[Begin Records provided]
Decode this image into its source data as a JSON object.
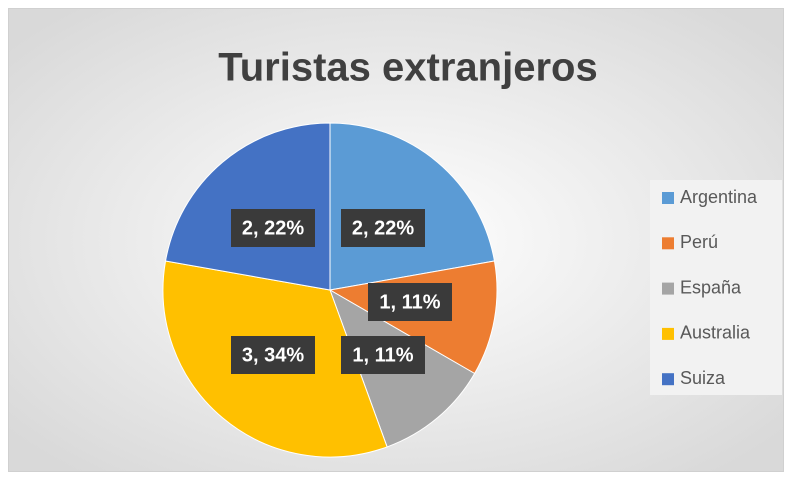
{
  "chart_data": {
    "type": "pie",
    "title": "Turistas extranjeros",
    "categories": [
      "Argentina",
      "Perú",
      "España",
      "Australia",
      "Suiza"
    ],
    "values": [
      2,
      1,
      1,
      3,
      2
    ],
    "value_labels": [
      "2, 22%",
      "1, 11%",
      "1, 11%",
      "3, 34%",
      "2, 22%"
    ],
    "colors": [
      "#5b9bd5",
      "#ed7d31",
      "#a5a5a5",
      "#ffc000",
      "#4472c4"
    ],
    "legend": "right"
  }
}
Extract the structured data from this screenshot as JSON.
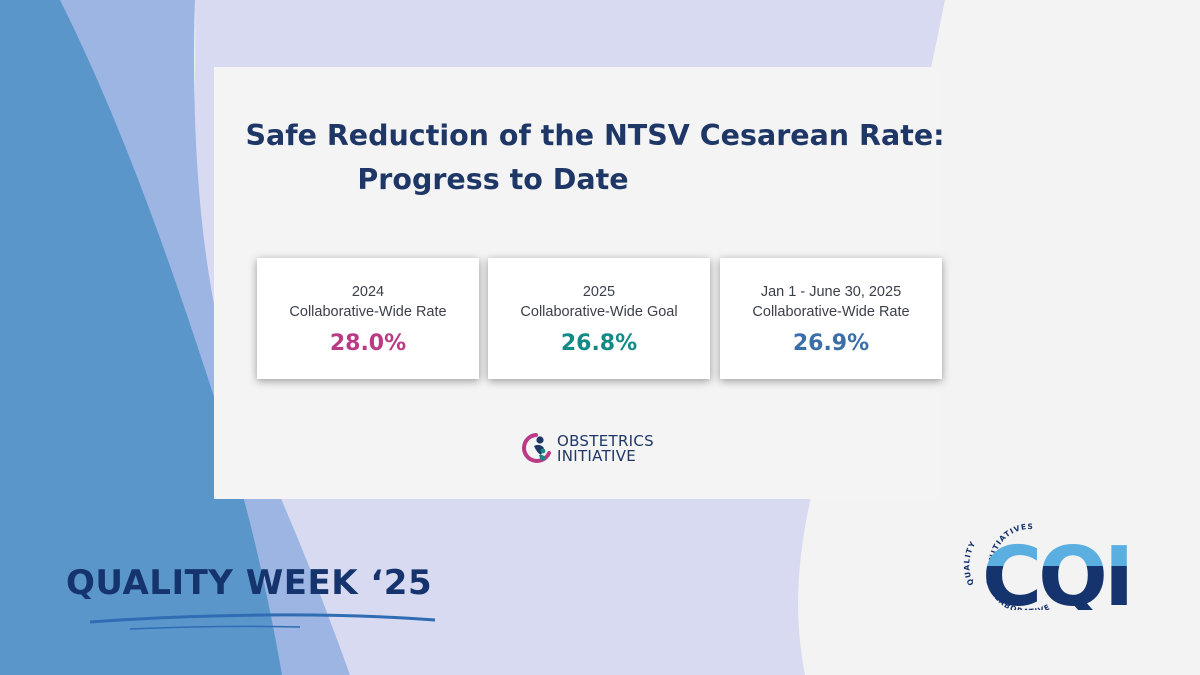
{
  "title": {
    "line1": "Safe Reduction of the NTSV Cesarean Rate:",
    "line2": "Progress to Date"
  },
  "cards": [
    {
      "line1": "2024",
      "line2": "Collaborative-Wide Rate",
      "value": "28.0%",
      "color": "#b93b86"
    },
    {
      "line1": "2025",
      "line2": "Collaborative-Wide Goal",
      "value": "26.8%",
      "color": "#128b86"
    },
    {
      "line1": "Jan 1 - June 30, 2025",
      "line2": "Collaborative-Wide Rate",
      "value": "26.9%",
      "color": "#3a6fa8"
    }
  ],
  "obstetrics_logo": {
    "line1": "OBSTETRICS",
    "line2": "INITIATIVE"
  },
  "quality_week": "QUALITY WEEK ‘25",
  "cqi_logo": {
    "letters": "CQI",
    "ring_top": "INITIATIVES",
    "ring_left": "QUALITY",
    "ring_bottom": "COLLABORATIVE"
  },
  "colors": {
    "navy": "#15346d",
    "title": "#1e3766",
    "background": "#f3f3f4",
    "wave_dark": "#5b96cb",
    "wave_mid": "#9db5e2",
    "wave_light": "#d8daf1",
    "cqi_light": "#5aaee0"
  }
}
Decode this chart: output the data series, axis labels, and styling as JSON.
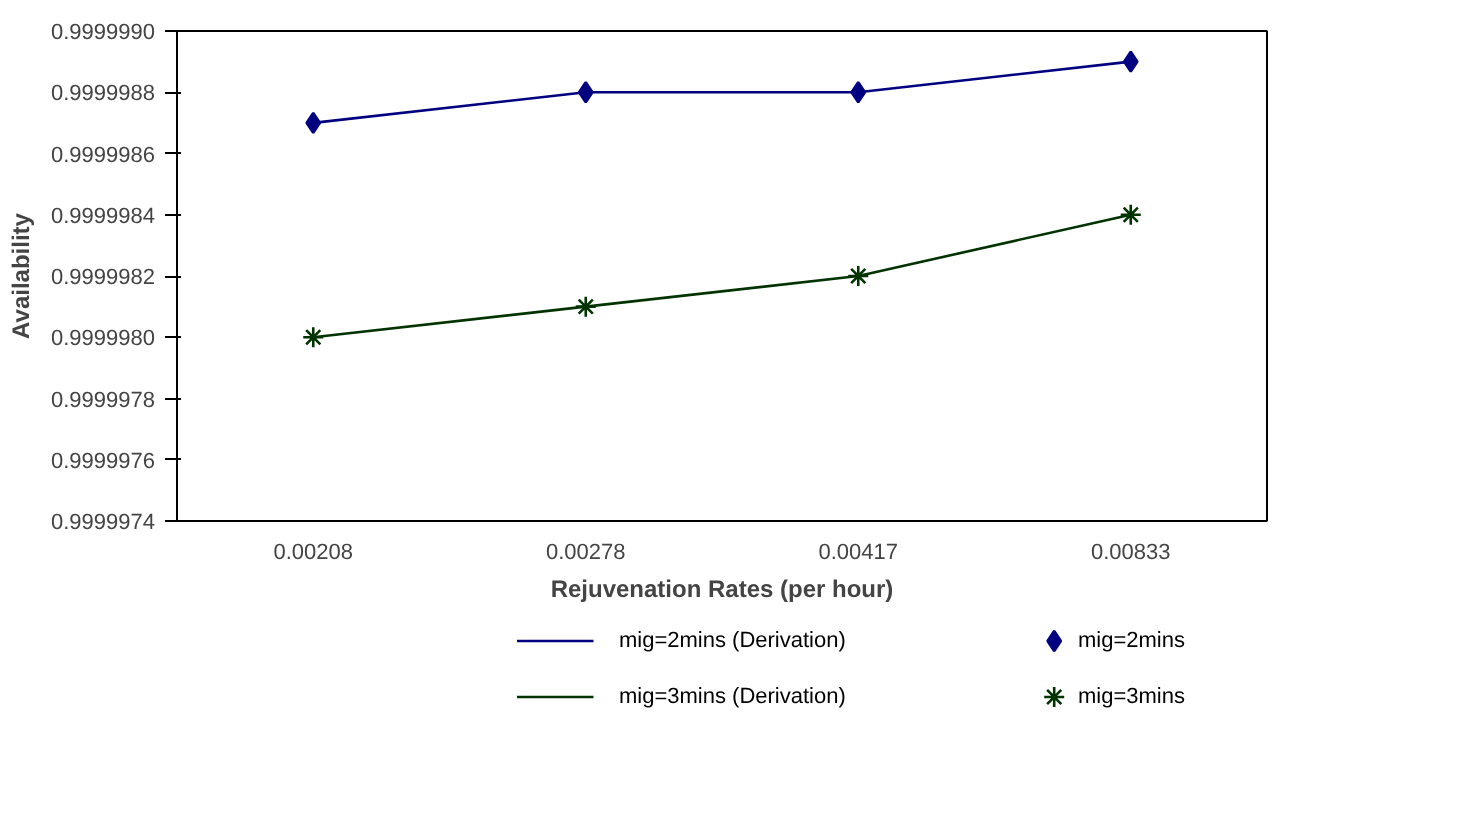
{
  "chart_data": {
    "type": "line",
    "xlabel": "Rejuvenation Rates (per hour)",
    "ylabel": "Availability",
    "categories": [
      "0.00208",
      "0.00278",
      "0.00417",
      "0.00833"
    ],
    "series": [
      {
        "name": "mig=2mins (Derivation)",
        "color": "#000080",
        "marker": "none",
        "values": [
          0.9999987,
          0.9999988,
          0.9999988,
          0.9999989
        ]
      },
      {
        "name": "mig=2mins",
        "type": "scatter",
        "color": "#000080",
        "marker": "diamond",
        "values": [
          0.9999987,
          0.9999988,
          0.9999988,
          0.9999989
        ]
      },
      {
        "name": "mig=3mins (Derivation)",
        "color": "#003300",
        "marker": "none",
        "values": [
          0.999998,
          0.9999981,
          0.9999982,
          0.9999984
        ]
      },
      {
        "name": "mig=3mins",
        "type": "scatter",
        "color": "#003300",
        "marker": "cross",
        "values": [
          0.999998,
          0.9999981,
          0.9999982,
          0.9999984
        ]
      }
    ],
    "ylim": [
      0.9999974,
      0.999999
    ],
    "yticks": [
      {
        "value": 0.9999974,
        "label": "0.9999974"
      },
      {
        "value": 0.9999976,
        "label": "0.9999976"
      },
      {
        "value": 0.9999978,
        "label": "0.9999978"
      },
      {
        "value": 0.999998,
        "label": "0.9999980"
      },
      {
        "value": 0.9999982,
        "label": "0.9999982"
      },
      {
        "value": 0.9999984,
        "label": "0.9999984"
      },
      {
        "value": 0.9999986,
        "label": "0.9999986"
      },
      {
        "value": 0.9999988,
        "label": "0.9999988"
      },
      {
        "value": 0.999999,
        "label": "0.9999990"
      }
    ],
    "grid": false,
    "legend": "bottom"
  }
}
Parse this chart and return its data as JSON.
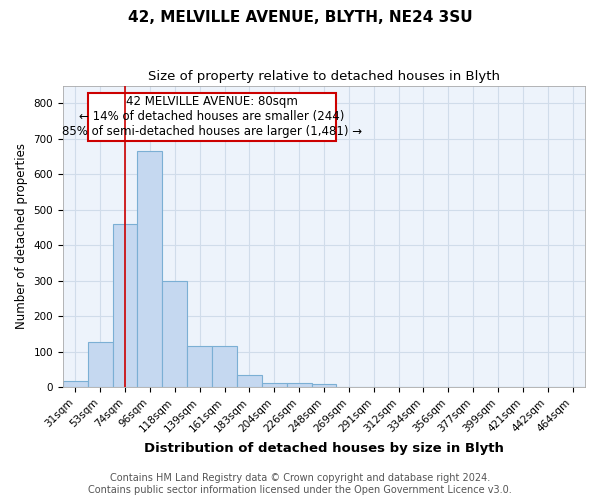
[End Records provided]
◆ **Task to carry out**:
Your copy should hold every record word for word and none of the pictures.

◆ **Response to this exercise**:
Decode this image into its source data as a JSON object.
{
  "chart_data": {
    "type": "pie",
    "title": "Turistas extranjeros",
    "categories": [
      "Argentina",
      "Perú",
      "España",
      "Australia",
      "Suiza"
    ],
    "values": [
      2,
      1,
      1,
      3,
      2
    ],
    "value_labels": [
      "2, 22%",
      "1, 11%",
      "1, 11%",
      "3, 34%",
      "2, 22%"
    ],
    "colors": [
      "#5b9bd5",
      "#ed7d31",
      "#a5a5a5",
      "#ffc000",
      "#4472c4"
    ],
    "legend": "right"
  }
}
Extract the structured data from this screenshot as JSON.
{
  "title": {
    "line1": "Safe Reduction of the NTSV Cesarean Rate:",
    "line2": "Progress to Date"
  },
  "cards": [
    {
      "line1": "2024",
      "line2": "Collaborative-Wide Rate",
      "value": "28.0%",
      "color": "#b93b86"
    },
    {
      "line1": "2025",
      "line2": "Collaborative-Wide Goal",
      "value": "26.8%",
      "color": "#128b86"
    },
    {
      "line1": "Jan 1 - June 30, 2025",
      "line2": "Collaborative-Wide Rate",
      "value": "26.9%",
      "color": "#3a6fa8"
    }
  ],
  "obstetrics_logo": {
    "line1": "OBSTETRICS",
    "line2": "INITIATIVE"
  },
  "quality_week": "QUALITY WEEK ‘25",
  "cqi_logo": {
    "letters": "CQI",
    "ring_top": "INITIATIVES",
    "ring_left": "QUALITY",
    "ring_bottom": "COLLABORATIVE"
  },
  "colors": {
    "navy": "#15346d",
    "title": "#1e3766",
    "background": "#f3f3f4",
    "wave_dark": "#5b96cb",
    "wave_mid": "#9db5e2",
    "wave_light": "#d8daf1",
    "cqi_light": "#5aaee0"
  }
}
Decode this chart: output the data series, axis labels, and styling as JSON.
{
  "chart_data": {
    "type": "line",
    "xlabel": "Rejuvenation Rates (per hour)",
    "ylabel": "Availability",
    "categories": [
      "0.00208",
      "0.00278",
      "0.00417",
      "0.00833"
    ],
    "series": [
      {
        "name": "mig=2mins (Derivation)",
        "color": "#000080",
        "marker": "none",
        "values": [
          0.9999987,
          0.9999988,
          0.9999988,
          0.9999989
        ]
      },
      {
        "name": "mig=2mins",
        "type": "scatter",
        "color": "#000080",
        "marker": "diamond",
        "values": [
          0.9999987,
          0.9999988,
          0.9999988,
          0.9999989
        ]
      },
      {
        "name": "mig=3mins (Derivation)",
        "color": "#003300",
        "marker": "none",
        "values": [
          0.999998,
          0.9999981,
          0.9999982,
          0.9999984
        ]
      },
      {
        "name": "mig=3mins",
        "type": "scatter",
        "color": "#003300",
        "marker": "cross",
        "values": [
          0.999998,
          0.9999981,
          0.9999982,
          0.9999984
        ]
      }
    ],
    "ylim": [
      0.9999974,
      0.999999
    ],
    "yticks": [
      {
        "value": 0.9999974,
        "label": "0.9999974"
      },
      {
        "value": 0.9999976,
        "label": "0.9999976"
      },
      {
        "value": 0.9999978,
        "label": "0.9999978"
      },
      {
        "value": 0.999998,
        "label": "0.9999980"
      },
      {
        "value": 0.9999982,
        "label": "0.9999982"
      },
      {
        "value": 0.9999984,
        "label": "0.9999984"
      },
      {
        "value": 0.9999986,
        "label": "0.9999986"
      },
      {
        "value": 0.9999988,
        "label": "0.9999988"
      },
      {
        "value": 0.999999,
        "label": "0.9999990"
      }
    ],
    "grid": false,
    "legend": "bottom"
  }
}
Parse this chart and return its data as JSON.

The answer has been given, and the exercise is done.